===== Material for the task =====

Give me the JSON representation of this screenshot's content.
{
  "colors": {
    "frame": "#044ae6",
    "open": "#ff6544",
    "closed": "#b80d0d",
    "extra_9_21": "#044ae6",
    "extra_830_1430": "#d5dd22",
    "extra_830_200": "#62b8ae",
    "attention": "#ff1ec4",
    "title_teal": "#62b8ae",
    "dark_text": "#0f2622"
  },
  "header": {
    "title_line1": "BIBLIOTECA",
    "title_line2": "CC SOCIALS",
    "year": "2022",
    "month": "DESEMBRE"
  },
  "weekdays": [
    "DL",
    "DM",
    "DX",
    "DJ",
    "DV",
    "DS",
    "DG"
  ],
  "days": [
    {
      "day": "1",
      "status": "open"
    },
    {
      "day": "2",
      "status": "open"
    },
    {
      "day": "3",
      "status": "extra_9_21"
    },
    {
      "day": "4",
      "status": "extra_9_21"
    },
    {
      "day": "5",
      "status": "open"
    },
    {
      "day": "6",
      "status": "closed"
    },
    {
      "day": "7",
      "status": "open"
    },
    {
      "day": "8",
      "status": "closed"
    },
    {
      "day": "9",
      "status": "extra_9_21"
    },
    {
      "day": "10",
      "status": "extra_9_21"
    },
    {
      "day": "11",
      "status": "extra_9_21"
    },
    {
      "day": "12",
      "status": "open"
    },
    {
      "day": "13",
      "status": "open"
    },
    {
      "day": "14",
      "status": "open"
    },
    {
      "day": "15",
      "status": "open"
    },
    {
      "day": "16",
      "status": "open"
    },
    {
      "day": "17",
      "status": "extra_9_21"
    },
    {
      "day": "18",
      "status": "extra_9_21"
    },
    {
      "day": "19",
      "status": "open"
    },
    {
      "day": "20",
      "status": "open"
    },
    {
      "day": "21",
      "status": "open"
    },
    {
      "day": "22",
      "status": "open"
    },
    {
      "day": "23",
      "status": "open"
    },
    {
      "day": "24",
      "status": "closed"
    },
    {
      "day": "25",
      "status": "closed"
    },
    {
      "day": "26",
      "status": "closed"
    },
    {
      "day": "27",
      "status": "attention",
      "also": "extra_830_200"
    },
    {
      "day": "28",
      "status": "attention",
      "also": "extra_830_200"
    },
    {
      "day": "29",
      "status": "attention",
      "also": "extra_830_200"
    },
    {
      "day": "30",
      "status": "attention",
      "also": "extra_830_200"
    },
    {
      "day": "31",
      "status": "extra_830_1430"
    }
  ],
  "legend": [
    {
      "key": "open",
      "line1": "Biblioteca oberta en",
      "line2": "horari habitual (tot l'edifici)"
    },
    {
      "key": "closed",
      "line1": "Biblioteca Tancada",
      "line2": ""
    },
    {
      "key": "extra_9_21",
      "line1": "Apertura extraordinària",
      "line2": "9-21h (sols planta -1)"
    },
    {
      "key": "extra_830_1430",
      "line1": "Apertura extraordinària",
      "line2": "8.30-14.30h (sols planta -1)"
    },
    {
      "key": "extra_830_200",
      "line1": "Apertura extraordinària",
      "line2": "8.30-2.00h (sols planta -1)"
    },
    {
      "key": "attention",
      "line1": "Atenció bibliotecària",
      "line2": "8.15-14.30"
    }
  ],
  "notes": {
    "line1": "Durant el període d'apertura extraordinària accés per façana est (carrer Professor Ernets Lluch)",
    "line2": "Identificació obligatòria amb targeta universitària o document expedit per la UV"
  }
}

=====

Task goal:
Write out every line of the entries that holds the word "planta".

Correct result:
      "line2": "9-21h (sols planta -1)"
      "line2": "8.30-14.30h (sols planta -1)"
      "line2": "8.30-2.00h (sols planta -1)"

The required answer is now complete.